* _PROMPT_
Return the number of lines in which the word "bottom" appears; add nothing else.
──────────
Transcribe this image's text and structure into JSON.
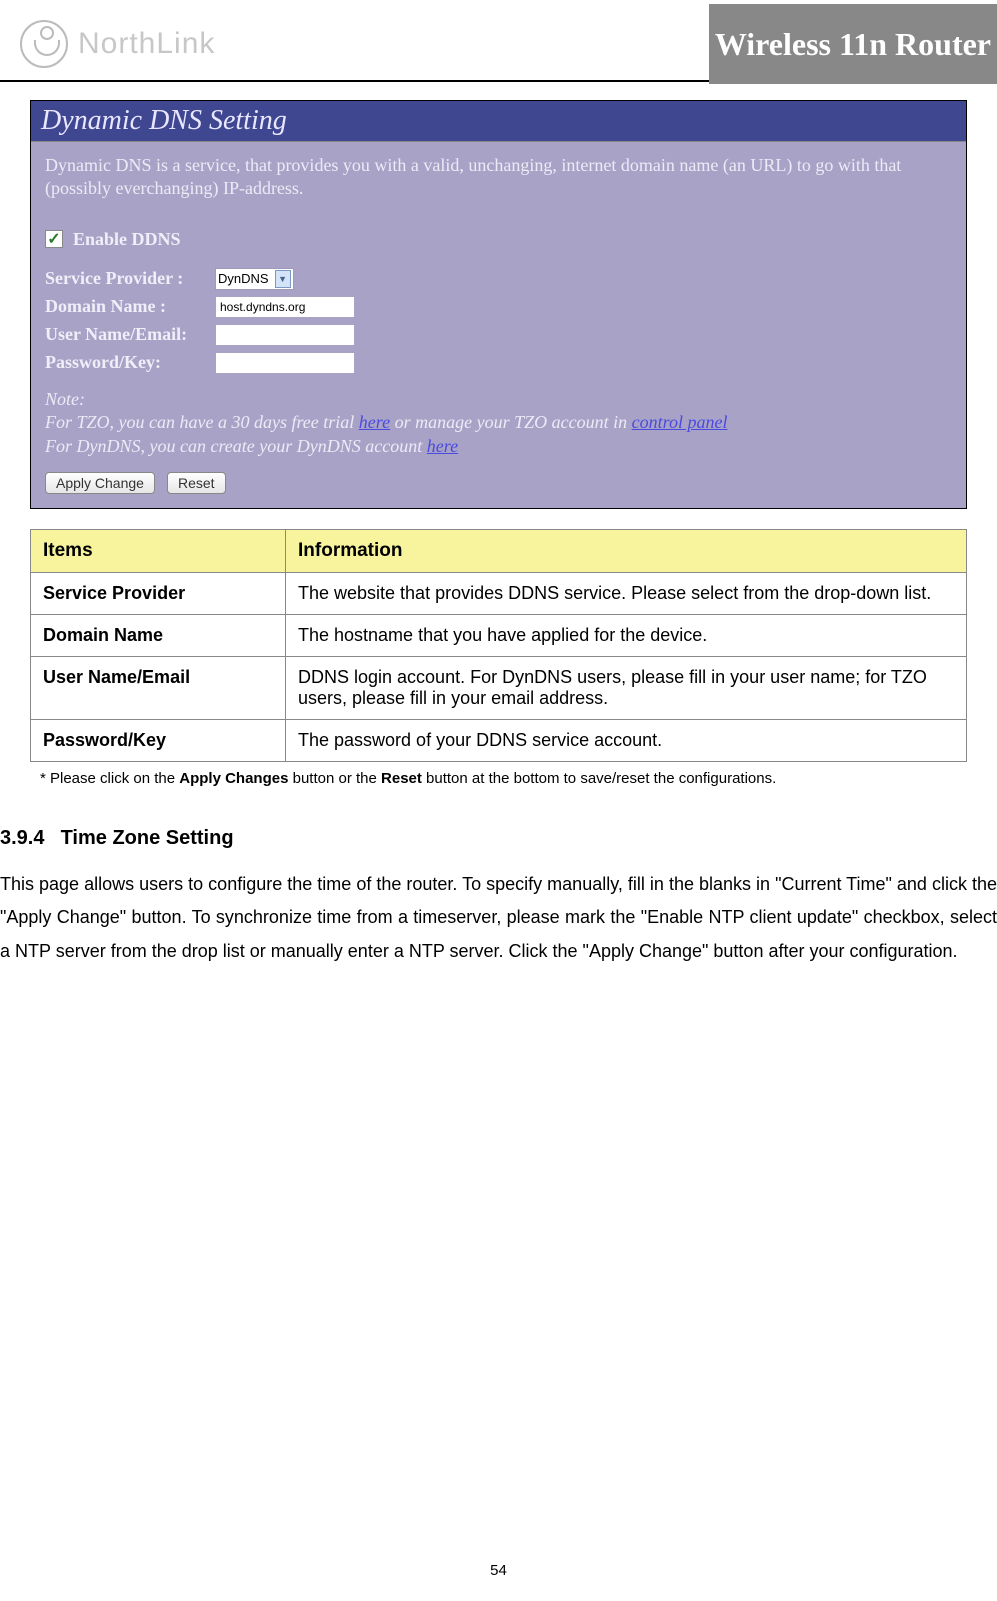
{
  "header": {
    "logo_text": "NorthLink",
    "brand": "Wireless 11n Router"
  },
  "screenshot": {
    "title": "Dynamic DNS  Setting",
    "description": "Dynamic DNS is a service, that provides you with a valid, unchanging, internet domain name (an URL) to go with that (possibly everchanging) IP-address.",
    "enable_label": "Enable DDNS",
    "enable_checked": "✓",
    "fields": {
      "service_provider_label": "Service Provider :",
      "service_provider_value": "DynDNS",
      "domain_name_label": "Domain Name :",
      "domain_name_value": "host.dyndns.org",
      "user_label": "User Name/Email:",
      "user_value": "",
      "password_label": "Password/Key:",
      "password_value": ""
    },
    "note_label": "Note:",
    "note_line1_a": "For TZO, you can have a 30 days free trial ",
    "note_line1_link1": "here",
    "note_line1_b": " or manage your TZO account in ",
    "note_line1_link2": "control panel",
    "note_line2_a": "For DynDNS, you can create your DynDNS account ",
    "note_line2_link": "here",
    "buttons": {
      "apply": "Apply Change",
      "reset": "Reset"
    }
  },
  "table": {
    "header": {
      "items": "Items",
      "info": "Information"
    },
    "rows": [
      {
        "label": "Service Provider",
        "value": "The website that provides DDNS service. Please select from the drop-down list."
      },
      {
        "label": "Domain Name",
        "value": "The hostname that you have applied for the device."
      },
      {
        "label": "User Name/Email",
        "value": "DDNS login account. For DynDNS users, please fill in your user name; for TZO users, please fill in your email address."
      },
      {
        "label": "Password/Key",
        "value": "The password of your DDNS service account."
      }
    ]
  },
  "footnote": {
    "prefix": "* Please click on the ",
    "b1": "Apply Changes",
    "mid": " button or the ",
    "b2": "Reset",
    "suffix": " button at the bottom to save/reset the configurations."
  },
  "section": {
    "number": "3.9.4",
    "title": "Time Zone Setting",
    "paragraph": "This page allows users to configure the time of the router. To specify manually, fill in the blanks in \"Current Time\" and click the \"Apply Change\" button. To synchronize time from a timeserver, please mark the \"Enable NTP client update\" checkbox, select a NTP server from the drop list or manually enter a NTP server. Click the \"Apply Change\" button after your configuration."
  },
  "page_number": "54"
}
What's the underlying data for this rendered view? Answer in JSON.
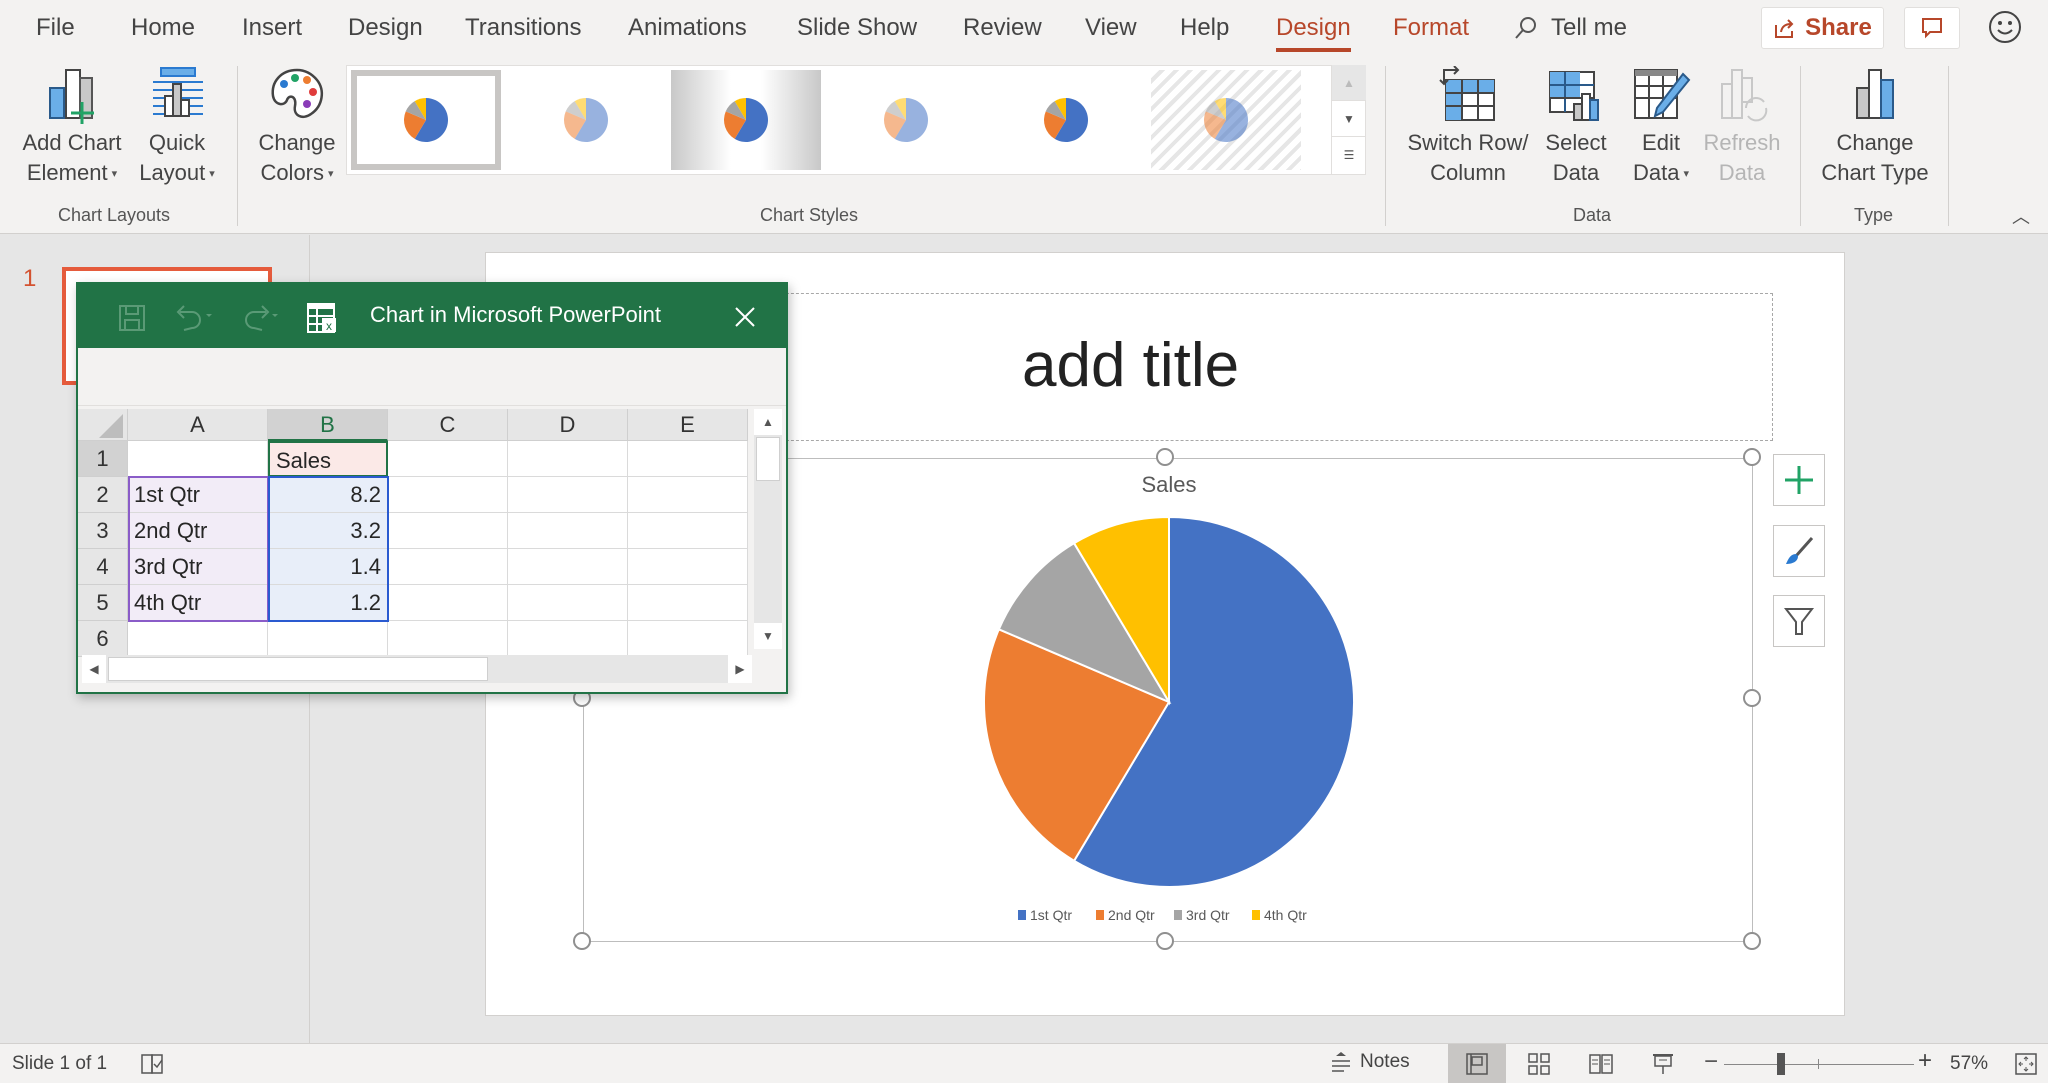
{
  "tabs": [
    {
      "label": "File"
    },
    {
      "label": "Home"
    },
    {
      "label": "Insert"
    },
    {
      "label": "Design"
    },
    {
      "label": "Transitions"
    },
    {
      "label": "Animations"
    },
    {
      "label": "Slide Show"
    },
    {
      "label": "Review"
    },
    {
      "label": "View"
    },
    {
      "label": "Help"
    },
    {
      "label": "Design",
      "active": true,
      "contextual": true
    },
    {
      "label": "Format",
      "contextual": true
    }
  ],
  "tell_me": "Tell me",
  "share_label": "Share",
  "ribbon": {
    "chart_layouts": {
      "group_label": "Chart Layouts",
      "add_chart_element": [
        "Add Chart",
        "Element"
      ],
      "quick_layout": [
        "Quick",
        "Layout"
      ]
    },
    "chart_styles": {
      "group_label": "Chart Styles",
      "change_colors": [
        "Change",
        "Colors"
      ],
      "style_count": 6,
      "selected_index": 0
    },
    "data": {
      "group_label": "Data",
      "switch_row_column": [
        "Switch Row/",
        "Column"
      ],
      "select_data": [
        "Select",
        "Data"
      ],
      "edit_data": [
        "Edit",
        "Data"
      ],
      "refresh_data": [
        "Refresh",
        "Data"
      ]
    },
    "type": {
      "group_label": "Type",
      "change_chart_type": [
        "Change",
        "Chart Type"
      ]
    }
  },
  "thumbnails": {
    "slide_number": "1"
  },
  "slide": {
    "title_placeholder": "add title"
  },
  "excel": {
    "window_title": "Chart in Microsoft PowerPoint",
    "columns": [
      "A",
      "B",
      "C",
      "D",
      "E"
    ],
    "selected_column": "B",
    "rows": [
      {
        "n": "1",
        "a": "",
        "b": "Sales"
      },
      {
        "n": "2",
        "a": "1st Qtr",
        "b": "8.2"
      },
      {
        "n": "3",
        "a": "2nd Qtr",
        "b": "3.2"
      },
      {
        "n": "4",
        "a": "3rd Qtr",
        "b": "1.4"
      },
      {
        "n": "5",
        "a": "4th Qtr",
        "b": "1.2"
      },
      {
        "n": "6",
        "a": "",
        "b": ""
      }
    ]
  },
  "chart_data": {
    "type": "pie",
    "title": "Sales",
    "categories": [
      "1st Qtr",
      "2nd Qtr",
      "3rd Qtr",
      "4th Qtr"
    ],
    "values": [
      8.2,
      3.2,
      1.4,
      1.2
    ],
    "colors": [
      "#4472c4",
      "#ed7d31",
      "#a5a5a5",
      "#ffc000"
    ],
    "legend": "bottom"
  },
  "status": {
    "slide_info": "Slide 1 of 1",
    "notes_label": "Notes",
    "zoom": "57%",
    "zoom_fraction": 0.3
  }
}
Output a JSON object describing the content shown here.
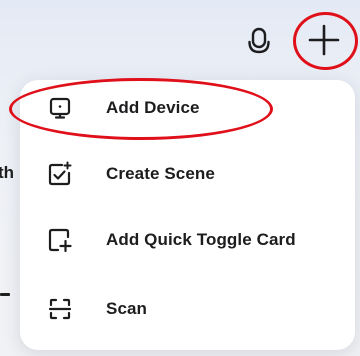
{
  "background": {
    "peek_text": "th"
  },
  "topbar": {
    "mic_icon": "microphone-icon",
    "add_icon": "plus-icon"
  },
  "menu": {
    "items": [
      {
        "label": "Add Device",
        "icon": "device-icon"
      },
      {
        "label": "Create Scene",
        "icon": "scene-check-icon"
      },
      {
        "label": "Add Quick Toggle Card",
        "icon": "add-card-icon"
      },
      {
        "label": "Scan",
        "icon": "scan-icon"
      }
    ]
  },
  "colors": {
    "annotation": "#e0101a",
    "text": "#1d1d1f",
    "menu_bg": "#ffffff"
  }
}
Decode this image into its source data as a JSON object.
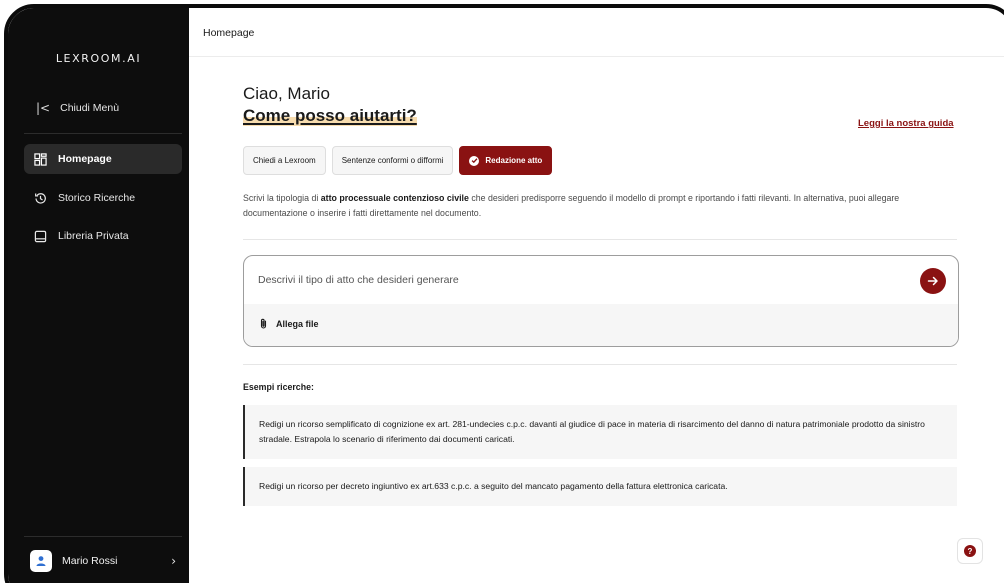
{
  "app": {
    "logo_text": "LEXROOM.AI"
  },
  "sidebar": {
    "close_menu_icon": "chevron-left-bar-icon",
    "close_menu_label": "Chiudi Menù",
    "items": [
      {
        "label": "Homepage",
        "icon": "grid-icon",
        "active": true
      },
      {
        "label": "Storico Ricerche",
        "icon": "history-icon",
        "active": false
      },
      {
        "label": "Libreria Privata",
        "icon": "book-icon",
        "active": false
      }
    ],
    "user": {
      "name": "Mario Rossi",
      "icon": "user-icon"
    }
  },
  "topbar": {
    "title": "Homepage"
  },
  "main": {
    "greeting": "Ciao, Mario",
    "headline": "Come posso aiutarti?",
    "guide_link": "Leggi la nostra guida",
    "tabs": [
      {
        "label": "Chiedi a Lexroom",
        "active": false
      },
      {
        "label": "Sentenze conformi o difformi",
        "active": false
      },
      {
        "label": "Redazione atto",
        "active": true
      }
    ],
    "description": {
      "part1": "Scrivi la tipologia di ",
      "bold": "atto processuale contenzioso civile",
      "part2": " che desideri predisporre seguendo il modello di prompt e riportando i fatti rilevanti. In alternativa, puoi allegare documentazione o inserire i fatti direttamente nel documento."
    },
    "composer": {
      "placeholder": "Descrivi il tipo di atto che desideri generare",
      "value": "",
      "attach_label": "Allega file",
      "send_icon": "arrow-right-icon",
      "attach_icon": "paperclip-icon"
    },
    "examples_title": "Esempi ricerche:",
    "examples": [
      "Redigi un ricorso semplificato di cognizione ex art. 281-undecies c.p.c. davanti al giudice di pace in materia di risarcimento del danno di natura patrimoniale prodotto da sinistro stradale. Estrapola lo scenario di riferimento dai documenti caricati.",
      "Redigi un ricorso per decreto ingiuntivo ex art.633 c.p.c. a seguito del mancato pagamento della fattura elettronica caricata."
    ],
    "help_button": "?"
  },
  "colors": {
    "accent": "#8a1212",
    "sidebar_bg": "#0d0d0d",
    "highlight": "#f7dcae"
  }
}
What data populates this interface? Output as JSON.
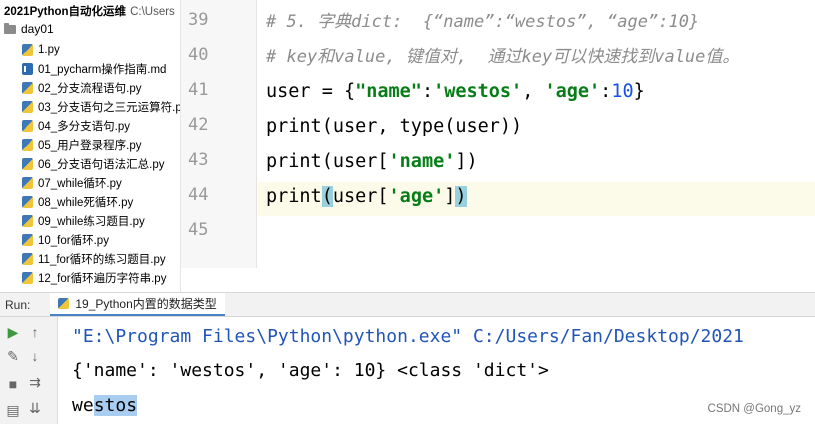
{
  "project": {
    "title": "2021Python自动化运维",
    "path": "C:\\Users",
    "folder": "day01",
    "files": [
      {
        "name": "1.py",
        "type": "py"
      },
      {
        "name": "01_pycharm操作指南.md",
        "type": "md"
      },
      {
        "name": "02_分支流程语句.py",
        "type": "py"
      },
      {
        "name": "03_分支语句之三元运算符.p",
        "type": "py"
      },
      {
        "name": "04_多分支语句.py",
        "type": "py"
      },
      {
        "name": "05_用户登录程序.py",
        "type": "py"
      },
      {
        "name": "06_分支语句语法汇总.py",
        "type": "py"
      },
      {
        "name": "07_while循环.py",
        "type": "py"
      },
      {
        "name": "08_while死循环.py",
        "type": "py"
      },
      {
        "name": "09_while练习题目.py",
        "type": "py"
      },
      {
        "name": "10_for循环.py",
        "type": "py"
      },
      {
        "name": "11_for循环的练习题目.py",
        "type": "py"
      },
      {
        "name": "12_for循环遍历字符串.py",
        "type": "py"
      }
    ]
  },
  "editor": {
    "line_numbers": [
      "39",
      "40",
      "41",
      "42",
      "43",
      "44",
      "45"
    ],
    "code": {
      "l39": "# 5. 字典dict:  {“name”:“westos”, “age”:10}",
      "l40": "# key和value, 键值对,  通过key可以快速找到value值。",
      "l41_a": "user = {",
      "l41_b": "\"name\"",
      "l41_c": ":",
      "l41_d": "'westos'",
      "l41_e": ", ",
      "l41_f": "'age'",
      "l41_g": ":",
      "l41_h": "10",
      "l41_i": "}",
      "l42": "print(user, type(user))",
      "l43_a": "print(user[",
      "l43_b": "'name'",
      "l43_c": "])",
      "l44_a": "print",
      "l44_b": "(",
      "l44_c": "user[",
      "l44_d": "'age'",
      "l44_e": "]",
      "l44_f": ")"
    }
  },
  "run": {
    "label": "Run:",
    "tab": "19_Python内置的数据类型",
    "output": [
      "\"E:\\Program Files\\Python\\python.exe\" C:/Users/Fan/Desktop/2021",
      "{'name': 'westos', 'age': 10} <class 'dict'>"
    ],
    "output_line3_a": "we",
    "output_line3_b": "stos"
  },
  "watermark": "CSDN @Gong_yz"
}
──────────
* _RESPONSE TO THE EXERCISE_
2